Copy out all lines that hold "Муниципальное".

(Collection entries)
* begin *

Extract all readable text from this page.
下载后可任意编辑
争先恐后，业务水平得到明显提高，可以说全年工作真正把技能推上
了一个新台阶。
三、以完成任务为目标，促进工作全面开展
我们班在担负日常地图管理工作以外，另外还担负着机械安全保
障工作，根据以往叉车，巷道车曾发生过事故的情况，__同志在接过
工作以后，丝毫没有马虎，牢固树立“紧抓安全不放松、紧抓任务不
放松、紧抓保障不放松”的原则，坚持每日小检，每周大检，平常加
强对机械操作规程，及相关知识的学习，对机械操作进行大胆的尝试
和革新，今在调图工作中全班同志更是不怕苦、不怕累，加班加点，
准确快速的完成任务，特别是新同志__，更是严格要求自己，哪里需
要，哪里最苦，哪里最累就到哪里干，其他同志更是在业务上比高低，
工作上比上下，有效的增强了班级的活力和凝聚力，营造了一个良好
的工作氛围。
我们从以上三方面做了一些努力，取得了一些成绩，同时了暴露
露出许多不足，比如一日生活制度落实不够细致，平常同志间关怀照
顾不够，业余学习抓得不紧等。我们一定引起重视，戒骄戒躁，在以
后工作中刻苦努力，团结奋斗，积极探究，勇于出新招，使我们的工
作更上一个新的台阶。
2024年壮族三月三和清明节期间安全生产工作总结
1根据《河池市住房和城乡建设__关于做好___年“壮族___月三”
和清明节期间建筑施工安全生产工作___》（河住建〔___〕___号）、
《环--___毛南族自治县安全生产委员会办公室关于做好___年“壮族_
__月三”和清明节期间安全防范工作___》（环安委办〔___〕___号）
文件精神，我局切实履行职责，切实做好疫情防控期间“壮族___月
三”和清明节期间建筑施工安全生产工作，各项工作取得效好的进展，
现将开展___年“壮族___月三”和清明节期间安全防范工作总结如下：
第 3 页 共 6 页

* end *
* begin *

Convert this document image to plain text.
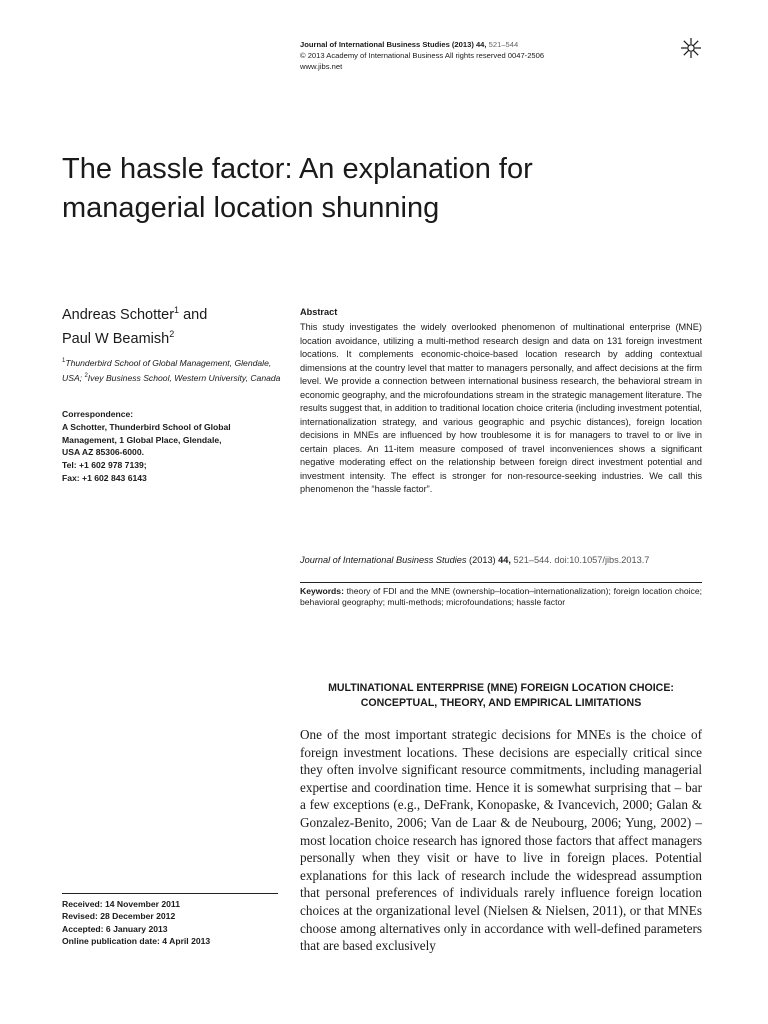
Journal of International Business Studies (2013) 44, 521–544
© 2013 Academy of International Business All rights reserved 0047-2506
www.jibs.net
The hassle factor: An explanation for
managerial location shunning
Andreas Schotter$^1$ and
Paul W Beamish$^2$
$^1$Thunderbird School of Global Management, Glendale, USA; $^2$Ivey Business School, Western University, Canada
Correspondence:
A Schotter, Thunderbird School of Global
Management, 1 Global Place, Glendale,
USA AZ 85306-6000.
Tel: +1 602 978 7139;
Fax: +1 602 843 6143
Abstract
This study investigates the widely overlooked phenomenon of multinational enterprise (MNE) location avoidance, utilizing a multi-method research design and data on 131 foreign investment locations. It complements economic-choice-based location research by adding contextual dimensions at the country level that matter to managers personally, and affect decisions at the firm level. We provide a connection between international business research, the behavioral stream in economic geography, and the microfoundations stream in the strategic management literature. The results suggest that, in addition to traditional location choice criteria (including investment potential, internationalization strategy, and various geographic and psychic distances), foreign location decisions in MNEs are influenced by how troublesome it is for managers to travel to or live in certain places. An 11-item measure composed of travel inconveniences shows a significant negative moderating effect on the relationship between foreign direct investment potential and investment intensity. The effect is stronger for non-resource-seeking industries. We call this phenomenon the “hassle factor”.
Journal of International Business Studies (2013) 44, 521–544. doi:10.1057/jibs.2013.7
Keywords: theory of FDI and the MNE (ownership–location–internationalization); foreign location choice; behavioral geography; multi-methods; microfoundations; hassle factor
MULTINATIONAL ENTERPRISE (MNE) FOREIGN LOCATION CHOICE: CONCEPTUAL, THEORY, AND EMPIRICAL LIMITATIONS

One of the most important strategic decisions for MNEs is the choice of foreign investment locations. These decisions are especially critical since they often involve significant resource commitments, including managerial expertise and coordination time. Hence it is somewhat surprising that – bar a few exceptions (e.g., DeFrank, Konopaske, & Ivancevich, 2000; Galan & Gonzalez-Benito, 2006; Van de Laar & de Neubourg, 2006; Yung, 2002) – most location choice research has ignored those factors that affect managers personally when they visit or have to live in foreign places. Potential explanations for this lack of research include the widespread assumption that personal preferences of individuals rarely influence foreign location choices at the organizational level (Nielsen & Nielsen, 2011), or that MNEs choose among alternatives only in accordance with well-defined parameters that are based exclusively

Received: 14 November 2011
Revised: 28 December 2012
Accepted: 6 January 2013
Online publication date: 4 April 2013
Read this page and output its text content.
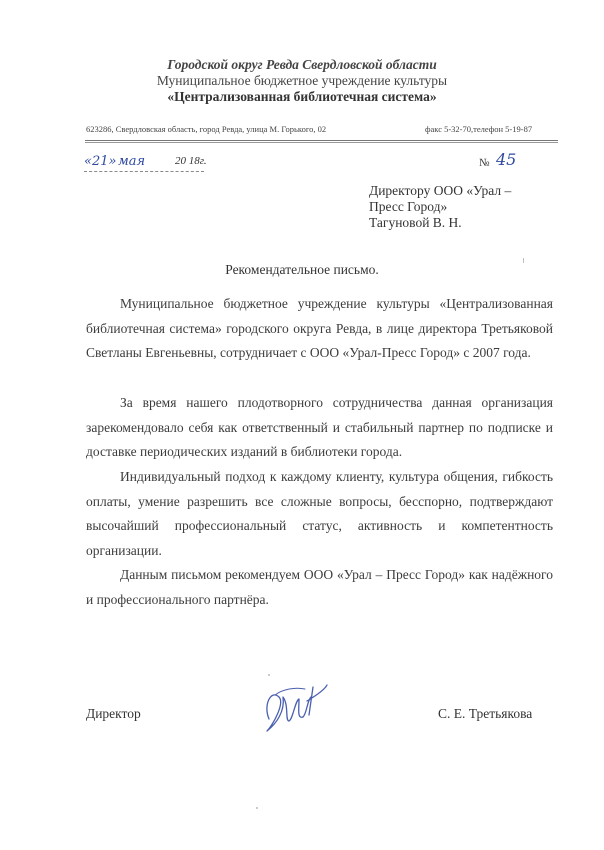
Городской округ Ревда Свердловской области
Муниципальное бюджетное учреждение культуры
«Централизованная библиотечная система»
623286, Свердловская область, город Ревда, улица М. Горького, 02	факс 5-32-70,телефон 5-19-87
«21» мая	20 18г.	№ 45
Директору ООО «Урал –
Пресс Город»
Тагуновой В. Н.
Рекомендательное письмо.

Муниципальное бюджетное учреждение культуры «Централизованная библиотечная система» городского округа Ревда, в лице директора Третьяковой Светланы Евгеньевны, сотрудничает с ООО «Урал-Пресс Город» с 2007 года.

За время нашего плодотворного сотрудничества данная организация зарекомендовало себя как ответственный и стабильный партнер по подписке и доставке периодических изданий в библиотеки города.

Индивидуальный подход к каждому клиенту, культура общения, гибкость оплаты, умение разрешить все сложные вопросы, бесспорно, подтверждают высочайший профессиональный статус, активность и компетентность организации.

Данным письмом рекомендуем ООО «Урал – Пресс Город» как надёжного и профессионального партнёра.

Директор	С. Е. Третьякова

* end *
* begin *

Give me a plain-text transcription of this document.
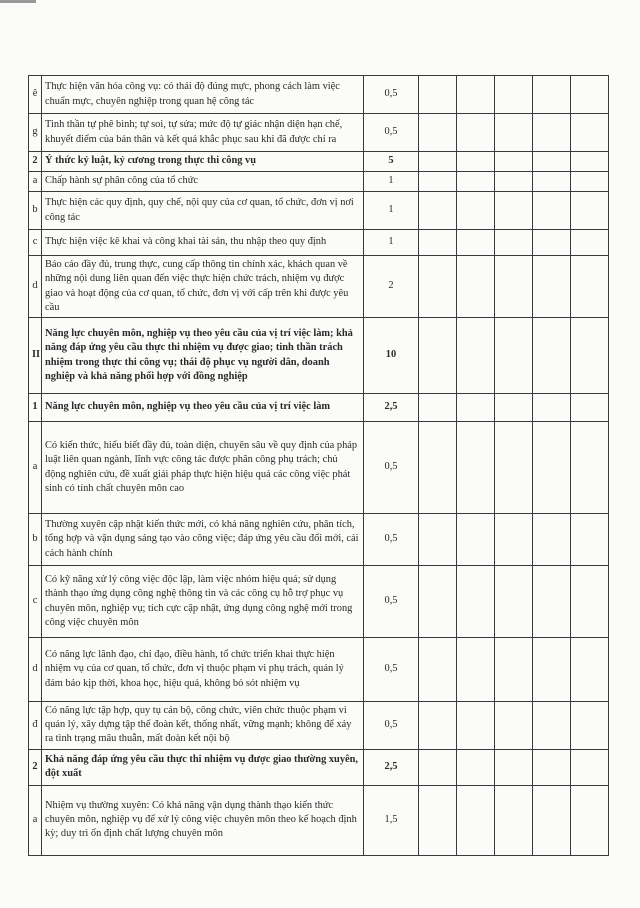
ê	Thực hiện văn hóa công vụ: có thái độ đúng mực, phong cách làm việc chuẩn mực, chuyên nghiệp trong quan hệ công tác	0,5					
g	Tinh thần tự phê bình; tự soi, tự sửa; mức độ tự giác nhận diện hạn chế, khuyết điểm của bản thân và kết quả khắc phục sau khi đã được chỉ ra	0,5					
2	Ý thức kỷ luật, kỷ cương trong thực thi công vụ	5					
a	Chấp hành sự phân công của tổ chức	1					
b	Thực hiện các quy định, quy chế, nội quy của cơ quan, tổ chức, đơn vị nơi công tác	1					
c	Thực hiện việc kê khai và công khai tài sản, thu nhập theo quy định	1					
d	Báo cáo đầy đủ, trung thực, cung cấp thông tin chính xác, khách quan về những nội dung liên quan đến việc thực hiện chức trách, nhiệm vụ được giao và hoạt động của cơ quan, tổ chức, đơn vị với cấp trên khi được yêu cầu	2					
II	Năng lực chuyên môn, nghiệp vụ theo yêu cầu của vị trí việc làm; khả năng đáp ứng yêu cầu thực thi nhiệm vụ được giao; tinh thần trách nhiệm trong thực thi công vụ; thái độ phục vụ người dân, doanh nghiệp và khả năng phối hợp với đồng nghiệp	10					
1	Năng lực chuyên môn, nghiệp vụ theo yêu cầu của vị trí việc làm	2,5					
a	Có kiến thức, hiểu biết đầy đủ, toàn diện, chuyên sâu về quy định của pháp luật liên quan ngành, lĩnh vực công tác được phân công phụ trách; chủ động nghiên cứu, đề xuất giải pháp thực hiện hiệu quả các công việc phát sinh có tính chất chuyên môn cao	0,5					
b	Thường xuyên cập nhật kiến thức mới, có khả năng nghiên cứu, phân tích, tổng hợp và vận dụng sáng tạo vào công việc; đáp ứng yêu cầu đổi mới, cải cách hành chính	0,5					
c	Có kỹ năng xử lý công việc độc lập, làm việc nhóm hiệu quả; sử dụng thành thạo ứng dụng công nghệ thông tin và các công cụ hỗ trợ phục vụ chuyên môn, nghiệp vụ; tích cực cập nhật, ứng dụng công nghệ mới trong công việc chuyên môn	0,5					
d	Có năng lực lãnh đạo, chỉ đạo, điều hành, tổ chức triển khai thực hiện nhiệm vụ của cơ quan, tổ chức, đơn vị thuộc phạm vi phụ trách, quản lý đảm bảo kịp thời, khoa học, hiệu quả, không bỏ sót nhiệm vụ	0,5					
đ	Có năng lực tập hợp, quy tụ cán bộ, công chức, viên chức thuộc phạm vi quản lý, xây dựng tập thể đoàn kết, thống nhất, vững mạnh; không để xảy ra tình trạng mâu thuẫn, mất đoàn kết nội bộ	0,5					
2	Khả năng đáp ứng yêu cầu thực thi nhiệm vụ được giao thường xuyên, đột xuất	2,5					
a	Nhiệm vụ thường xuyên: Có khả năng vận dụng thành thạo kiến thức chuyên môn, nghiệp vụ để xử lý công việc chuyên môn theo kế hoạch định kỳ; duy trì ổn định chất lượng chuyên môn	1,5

* end *

Solution for this problem =
Муниципальное бюджетное учреждение культуры
Муниципальное бюджетное учреждение культуры «Централизованная библиотечная система» городского округа Ревда, в лице директора Третьяковой Светланы Евгеньевны, сотрудничает с ООО «Урал-Пресс Город» с 2007 года.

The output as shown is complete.